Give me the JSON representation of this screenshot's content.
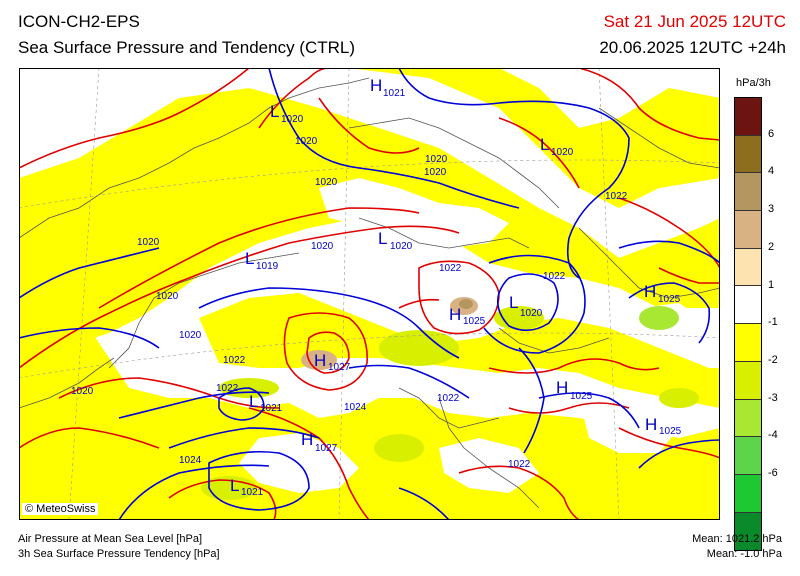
{
  "header": {
    "model": "ICON-CH2-EPS",
    "product": "Sea Surface Pressure and Tendency (CTRL)",
    "valid_time": "Sat 21 Jun 2025 12UTC",
    "run_time": "20.06.2025 12UTC +24h"
  },
  "copyright": "© MeteoSwiss",
  "footer": {
    "field1": "Air Pressure at Mean Sea Level [hPa]",
    "field2": "3h Sea Surface Pressure Tendency [hPa]",
    "mean1": "Mean: 1021.2 hPa",
    "mean2": "Mean:  -1.0 hPa"
  },
  "legend": {
    "unit": "hPa/3h",
    "colors": [
      "#6b1410",
      "#8c6e1e",
      "#b39660",
      "#d8b283",
      "#fde3b0",
      "#ffffff",
      "#ffff00",
      "#d8f000",
      "#a8e832",
      "#5ed44a",
      "#1ec832",
      "#0a8a2a"
    ],
    "labels": [
      "6",
      "4",
      "3",
      "2",
      "1",
      "-1",
      "-2",
      "-3",
      "-4",
      "-6"
    ]
  },
  "map": {
    "pressure_systems": [
      {
        "type": "H",
        "value": "1021"
      },
      {
        "type": "L",
        "value": "1020"
      },
      {
        "type": "L",
        "value": "1020"
      },
      {
        "type": "L",
        "value": "1020"
      },
      {
        "type": "L",
        "value": "1019"
      },
      {
        "type": "H",
        "value": "1025"
      },
      {
        "type": "L",
        "value": "1020"
      },
      {
        "type": "H",
        "value": "1025"
      },
      {
        "type": "H",
        "value": "1027"
      },
      {
        "type": "L",
        "value": "1021"
      },
      {
        "type": "H",
        "value": "1025"
      },
      {
        "type": "H",
        "value": "1025"
      },
      {
        "type": "H",
        "value": "1027"
      },
      {
        "type": "L",
        "value": "1021"
      }
    ],
    "isobar_labels": [
      "1020",
      "1020",
      "1020",
      "1020",
      "1020",
      "1020",
      "1020",
      "1020",
      "1020",
      "1022",
      "1022",
      "1022",
      "1022",
      "1022",
      "1022",
      "1024",
      "1024",
      "1022"
    ]
  }
}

####

Reproduce all the entries that precede this task, word for word, minus any pictures.

Give me the JSON representation of this screenshot's content.
{
  "header": {
    "model": "ICON-CH2-EPS",
    "product": "Sea Surface Pressure and Tendency (CTRL)",
    "valid_time": "Sat 21 Jun 2025 12UTC",
    "run_time": "20.06.2025 12UTC +24h"
  },
  "copyright": "© MeteoSwiss",
  "footer": {
    "field1": "Air Pressure at Mean Sea Level [hPa]",
    "field2": "3h Sea Surface Pressure Tendency [hPa]",
    "mean1": "Mean: 1021.2 hPa",
    "mean2": "Mean:  -1.0 hPa"
  },
  "legend": {
    "unit": "hPa/3h",
    "colors": [
      "#6b1410",
      "#8c6e1e",
      "#b39660",
      "#d8b283",
      "#fde3b0",
      "#ffffff",
      "#ffff00",
      "#d8f000",
      "#a8e832",
      "#5ed44a",
      "#1ec832",
      "#0a8a2a"
    ],
    "labels": [
      "6",
      "4",
      "3",
      "2",
      "1",
      "-1",
      "-2",
      "-3",
      "-4",
      "-6"
    ]
  },
  "map": {
    "pressure_systems": [
      {
        "type": "H",
        "value": "1021"
      },
      {
        "type": "L",
        "value": "1020"
      },
      {
        "type": "L",
        "value": "1020"
      },
      {
        "type": "L",
        "value": "1020"
      },
      {
        "type": "L",
        "value": "1019"
      },
      {
        "type": "H",
        "value": "1025"
      },
      {
        "type": "L",
        "value": "1020"
      },
      {
        "type": "H",
        "value": "1025"
      },
      {
        "type": "H",
        "value": "1027"
      },
      {
        "type": "L",
        "value": "1021"
      },
      {
        "type": "H",
        "value": "1025"
      },
      {
        "type": "H",
        "value": "1025"
      },
      {
        "type": "H",
        "value": "1027"
      },
      {
        "type": "L",
        "value": "1021"
      }
    ],
    "isobar_labels": [
      "1020",
      "1020",
      "1020",
      "1020",
      "1020",
      "1020",
      "1020",
      "1020",
      "1020",
      "1022",
      "1022",
      "1022",
      "1022",
      "1022",
      "1022",
      "1024",
      "1024",
      "1022"
    ]
  }
}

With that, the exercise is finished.